[INFORMATION GIVEN]:

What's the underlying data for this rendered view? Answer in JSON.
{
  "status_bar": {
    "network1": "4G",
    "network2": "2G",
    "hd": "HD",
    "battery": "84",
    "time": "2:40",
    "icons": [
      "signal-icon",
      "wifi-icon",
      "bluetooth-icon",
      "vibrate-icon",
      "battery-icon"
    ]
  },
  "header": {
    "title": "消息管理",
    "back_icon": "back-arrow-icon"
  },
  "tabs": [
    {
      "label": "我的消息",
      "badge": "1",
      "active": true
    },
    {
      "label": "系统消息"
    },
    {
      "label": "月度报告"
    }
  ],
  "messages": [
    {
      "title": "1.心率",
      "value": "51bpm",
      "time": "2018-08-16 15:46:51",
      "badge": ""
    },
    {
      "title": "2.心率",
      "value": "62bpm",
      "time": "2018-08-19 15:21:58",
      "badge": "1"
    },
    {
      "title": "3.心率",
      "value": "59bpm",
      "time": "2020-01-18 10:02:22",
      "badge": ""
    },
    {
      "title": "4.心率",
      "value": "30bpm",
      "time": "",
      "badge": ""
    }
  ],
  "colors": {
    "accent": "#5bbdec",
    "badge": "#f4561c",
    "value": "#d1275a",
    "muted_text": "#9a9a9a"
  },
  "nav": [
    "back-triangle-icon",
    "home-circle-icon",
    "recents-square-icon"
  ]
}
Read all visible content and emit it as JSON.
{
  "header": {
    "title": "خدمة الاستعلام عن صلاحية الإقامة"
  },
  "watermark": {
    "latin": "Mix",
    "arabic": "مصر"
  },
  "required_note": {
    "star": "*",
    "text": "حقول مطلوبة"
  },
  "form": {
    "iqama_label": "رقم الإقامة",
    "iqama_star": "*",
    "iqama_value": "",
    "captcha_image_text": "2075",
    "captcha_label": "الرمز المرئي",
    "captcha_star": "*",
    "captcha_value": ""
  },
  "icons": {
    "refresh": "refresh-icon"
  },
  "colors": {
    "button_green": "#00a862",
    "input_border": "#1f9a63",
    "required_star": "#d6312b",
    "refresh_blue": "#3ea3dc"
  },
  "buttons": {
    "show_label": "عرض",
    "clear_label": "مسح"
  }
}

[WHAT YOU NEED TO DO]: From the line holding "Read all visible content and emit it as JSON." down to the final line above, quote every line exactly and only those lines.

[OUTPUT FOR THIS EXERCISE]:
Read all visible content and emit it as JSON.
{
  "header": {
    "title": "خدمة الاستعلام عن صلاحية الإقامة"
  },
  "watermark": {
    "latin": "Mix",
    "arabic": "مصر"
  },
  "required_note": {
    "star": "*",
    "text": "حقول مطلوبة"
  },
  "form": {
    "iqama_label": "رقم الإقامة",
    "iqama_star": "*",
    "iqama_value": "",
    "captcha_image_text": "2075",
    "captcha_label": "الرمز المرئي",
    "captcha_star": "*",
    "captcha_value": ""
  },
  "icons": {
    "refresh": "refresh-icon"
  },
  "colors": {
    "button_green": "#00a862",
    "input_border": "#1f9a63",
    "required_star": "#d6312b",
    "refresh_blue": "#3ea3dc"
  },
  "buttons": {
    "show_label": "عرض",
    "clear_label": "مسح"
  }
}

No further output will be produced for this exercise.